----- DATASET ROWS
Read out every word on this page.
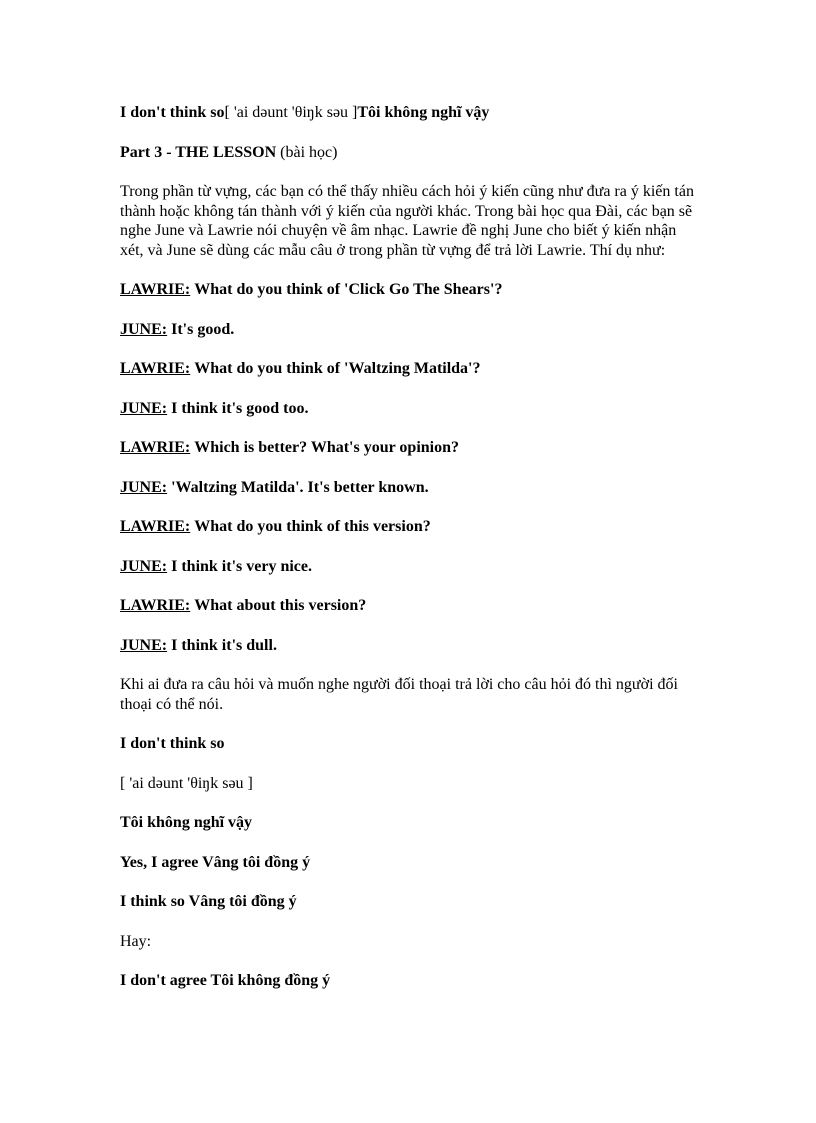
I don't think so[ 'ai dəunt 'θiŋk səu ]Tôi không nghĩ vậy

Part 3 - THE LESSON (bài học)

Trong phần từ vựng, các bạn có thể thấy nhiều cách hỏi ý kiến cũng như đưa ra ý kiến tán thành hoặc không tán thành với ý kiến của người khác. Trong bài học qua Đài, các bạn sẽ nghe June và Lawrie nói chuyện về âm nhạc. Lawrie đề nghị June cho biết ý kiến nhận xét, và June sẽ dùng các mẫu câu ở trong phần từ vựng để trả lời Lawrie. Thí dụ như:

LAWRIE: What do you think of 'Click Go The Shears'?

JUNE: It's good.

LAWRIE: What do you think of 'Waltzing Matilda'?

JUNE: I think it's good too.

LAWRIE: Which is better? What's your opinion?

JUNE: 'Waltzing Matilda'. It's better known.

LAWRIE: What do you think of this version?

JUNE: I think it's very nice.

LAWRIE: What about this version?

JUNE: I think it's dull.

Khi ai đưa ra câu hỏi và muốn nghe người đối thoại trả lời cho câu hỏi đó thì người đối thoại có thể nói.

I don't think so

[ 'ai dəunt 'θiŋk səu ]

Tôi không nghĩ vậy

Yes, I agree Vâng tôi đồng ý

I think so Vâng tôi đồng ý

Hay:

I don't agree Tôi không đồng ý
----------
* [WHAT YOU SHOULD DO]
Pictures in the records above are left out; print everything else exactly as written.

* [THE COMPLETED TASK]
Read out every word on this page.
I don't think so[ 'ai dəunt 'θiŋk səu ]Tôi không nghĩ vậy

Part 3 - THE LESSON (bài học)

Trong phần từ vựng, các bạn có thể thấy nhiều cách hỏi ý kiến cũng như đưa ra ý kiến tán thành hoặc không tán thành với ý kiến của người khác. Trong bài học qua Đài, các bạn sẽ nghe June và Lawrie nói chuyện về âm nhạc. Lawrie đề nghị June cho biết ý kiến nhận xét, và June sẽ dùng các mẫu câu ở trong phần từ vựng để trả lời Lawrie. Thí dụ như:

LAWRIE: What do you think of 'Click Go The Shears'?

JUNE: It's good.

LAWRIE: What do you think of 'Waltzing Matilda'?

JUNE: I think it's good too.

LAWRIE: Which is better? What's your opinion?

JUNE: 'Waltzing Matilda'. It's better known.

LAWRIE: What do you think of this version?

JUNE: I think it's very nice.

LAWRIE: What about this version?

JUNE: I think it's dull.

Khi ai đưa ra câu hỏi và muốn nghe người đối thoại trả lời cho câu hỏi đó thì người đối thoại có thể nói.

I don't think so

[ 'ai dəunt 'θiŋk səu ]

Tôi không nghĩ vậy

Yes, I agree Vâng tôi đồng ý

I think so Vâng tôi đồng ý

Hay:

I don't agree Tôi không đồng ý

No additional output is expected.